▶ **Request**
Wherever "will" appears in a line, list that line.

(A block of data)
■ ■ ■

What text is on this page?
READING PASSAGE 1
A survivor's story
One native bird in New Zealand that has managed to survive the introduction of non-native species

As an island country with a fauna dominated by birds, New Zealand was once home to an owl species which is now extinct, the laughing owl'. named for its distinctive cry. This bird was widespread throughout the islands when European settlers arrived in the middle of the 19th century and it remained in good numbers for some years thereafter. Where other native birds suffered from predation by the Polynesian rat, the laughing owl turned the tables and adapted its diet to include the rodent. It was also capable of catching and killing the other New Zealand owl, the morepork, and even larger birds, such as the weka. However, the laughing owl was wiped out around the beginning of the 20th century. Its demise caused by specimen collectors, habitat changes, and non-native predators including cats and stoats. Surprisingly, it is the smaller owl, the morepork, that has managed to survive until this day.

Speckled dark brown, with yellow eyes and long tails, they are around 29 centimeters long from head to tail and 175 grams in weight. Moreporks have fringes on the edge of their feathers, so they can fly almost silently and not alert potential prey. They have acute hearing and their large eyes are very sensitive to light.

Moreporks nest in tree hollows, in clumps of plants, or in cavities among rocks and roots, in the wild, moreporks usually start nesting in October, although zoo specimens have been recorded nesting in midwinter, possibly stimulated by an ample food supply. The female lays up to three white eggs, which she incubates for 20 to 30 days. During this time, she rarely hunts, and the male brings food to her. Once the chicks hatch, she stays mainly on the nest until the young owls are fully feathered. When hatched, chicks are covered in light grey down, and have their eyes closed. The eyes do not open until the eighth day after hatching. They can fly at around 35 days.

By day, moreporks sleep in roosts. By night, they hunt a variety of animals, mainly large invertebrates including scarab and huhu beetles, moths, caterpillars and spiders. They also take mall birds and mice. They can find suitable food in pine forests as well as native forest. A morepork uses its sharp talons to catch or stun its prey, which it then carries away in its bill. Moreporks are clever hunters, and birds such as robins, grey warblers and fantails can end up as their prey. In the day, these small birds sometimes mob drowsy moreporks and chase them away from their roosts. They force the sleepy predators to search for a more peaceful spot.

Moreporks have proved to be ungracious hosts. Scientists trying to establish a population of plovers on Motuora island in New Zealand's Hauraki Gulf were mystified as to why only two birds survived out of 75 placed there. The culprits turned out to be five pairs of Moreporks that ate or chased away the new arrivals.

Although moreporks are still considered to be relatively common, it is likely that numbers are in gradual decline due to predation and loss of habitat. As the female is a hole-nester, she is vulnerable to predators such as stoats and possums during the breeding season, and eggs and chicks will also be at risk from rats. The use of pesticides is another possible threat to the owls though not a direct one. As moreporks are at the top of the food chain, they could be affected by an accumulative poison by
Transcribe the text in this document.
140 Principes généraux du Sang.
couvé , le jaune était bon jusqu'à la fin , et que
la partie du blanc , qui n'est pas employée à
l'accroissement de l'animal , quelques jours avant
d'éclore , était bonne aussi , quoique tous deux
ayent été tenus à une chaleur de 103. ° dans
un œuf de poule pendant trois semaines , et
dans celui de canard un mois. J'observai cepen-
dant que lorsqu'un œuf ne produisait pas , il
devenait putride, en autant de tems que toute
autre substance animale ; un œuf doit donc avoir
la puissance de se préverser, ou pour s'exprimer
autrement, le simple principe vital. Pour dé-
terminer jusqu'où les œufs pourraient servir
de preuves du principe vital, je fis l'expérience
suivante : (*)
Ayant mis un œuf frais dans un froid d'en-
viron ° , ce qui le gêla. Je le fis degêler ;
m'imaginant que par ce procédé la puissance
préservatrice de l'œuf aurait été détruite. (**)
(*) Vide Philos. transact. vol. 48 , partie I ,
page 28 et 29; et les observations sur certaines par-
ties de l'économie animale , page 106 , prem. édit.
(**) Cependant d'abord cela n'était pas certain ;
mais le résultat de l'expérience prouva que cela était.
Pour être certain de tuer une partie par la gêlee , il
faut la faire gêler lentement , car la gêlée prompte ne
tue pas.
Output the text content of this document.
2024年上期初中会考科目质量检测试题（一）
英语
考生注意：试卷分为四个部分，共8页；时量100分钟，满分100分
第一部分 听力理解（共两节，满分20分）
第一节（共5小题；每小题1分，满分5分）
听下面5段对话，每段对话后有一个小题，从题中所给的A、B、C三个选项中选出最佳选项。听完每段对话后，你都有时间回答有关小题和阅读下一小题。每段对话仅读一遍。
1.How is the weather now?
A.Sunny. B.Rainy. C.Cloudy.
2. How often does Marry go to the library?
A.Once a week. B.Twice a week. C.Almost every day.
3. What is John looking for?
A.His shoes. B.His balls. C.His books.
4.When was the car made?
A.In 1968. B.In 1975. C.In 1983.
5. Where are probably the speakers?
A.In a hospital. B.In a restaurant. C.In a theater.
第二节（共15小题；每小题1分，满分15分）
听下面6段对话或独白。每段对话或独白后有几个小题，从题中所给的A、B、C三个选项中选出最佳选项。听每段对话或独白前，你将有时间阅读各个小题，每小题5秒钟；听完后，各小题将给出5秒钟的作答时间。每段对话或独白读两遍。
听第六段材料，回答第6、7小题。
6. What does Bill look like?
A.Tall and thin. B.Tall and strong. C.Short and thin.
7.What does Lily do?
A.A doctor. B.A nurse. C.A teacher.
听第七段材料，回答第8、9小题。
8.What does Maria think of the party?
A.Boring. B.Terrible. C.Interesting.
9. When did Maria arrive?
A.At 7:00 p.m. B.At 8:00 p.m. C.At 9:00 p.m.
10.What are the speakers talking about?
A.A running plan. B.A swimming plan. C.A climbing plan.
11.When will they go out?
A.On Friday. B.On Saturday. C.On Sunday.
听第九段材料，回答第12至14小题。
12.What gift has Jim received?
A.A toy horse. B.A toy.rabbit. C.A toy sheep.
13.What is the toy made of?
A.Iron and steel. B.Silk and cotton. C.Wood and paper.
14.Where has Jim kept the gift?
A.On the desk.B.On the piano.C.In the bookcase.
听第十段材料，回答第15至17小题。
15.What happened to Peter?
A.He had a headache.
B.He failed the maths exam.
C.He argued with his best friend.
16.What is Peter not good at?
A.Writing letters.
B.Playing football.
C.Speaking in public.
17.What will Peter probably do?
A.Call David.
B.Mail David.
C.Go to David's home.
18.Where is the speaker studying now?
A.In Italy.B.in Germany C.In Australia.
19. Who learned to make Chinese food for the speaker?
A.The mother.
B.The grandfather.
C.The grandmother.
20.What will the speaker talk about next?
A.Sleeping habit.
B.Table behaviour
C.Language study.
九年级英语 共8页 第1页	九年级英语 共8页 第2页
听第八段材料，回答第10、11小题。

■ ■ ■

▶ **Result of the exercise**
Although moreporks are still considered to be relatively common, it is likely that numbers are in gradual decline due to predation and loss of habitat. As the female is a hole-nester, she is vulnerable to predators such as stoats and possums during the breeding season, and eggs and chicks will also be at risk from rats. The use of pesticides is another possible threat to the owls though not a direct one. As moreporks are at the top of the food chain, they could be affected by an accumulative poison by
11.When will they go out?
17.What will Peter probably do?
20.What will the speaker talk about next?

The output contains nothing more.